-- START OF Input material --

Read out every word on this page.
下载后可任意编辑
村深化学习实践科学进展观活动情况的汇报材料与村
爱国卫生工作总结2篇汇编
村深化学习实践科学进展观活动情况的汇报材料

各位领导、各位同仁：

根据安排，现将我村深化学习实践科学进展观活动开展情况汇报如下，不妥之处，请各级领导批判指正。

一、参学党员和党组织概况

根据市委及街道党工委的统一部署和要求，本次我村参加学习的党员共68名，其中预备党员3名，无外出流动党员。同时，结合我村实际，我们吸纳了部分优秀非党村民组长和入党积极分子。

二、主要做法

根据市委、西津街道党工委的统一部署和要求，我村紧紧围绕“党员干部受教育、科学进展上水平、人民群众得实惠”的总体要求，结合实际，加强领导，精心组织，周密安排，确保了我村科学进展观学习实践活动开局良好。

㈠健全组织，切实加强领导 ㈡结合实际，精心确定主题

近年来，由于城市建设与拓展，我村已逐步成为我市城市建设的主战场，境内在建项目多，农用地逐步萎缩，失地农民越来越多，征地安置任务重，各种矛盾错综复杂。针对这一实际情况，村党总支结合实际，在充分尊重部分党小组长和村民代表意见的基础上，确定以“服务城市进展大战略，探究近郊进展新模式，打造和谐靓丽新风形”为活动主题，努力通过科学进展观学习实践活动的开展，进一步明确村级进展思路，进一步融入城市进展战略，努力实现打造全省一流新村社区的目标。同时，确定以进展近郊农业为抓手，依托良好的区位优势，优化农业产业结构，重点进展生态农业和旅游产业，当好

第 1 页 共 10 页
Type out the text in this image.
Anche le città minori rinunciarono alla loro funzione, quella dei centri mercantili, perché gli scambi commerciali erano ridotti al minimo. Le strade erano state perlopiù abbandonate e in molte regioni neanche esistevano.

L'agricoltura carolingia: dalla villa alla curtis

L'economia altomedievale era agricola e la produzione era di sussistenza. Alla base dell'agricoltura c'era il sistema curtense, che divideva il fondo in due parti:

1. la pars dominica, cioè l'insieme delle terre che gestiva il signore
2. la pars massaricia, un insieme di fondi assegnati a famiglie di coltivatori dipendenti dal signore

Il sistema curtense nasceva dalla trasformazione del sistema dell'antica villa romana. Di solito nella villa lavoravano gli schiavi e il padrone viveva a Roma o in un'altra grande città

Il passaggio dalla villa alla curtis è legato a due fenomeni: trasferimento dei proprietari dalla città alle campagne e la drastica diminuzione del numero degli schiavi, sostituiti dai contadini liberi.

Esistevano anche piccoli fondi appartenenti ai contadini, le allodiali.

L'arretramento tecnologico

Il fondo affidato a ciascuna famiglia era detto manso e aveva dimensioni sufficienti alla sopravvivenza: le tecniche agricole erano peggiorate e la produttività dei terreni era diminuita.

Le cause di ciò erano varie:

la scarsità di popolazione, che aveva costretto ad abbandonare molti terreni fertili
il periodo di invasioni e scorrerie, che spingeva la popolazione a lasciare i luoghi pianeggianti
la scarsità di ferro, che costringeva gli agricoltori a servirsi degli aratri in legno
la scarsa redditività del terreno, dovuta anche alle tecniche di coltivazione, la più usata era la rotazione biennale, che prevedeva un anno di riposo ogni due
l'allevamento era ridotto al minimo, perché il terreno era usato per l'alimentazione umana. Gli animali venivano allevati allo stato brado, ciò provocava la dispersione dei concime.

-- END OF Input material --

• **Exercise requirements**
What count of lines in the listing contain the word "terreni"? Reply with the number only.

• **Reply**
2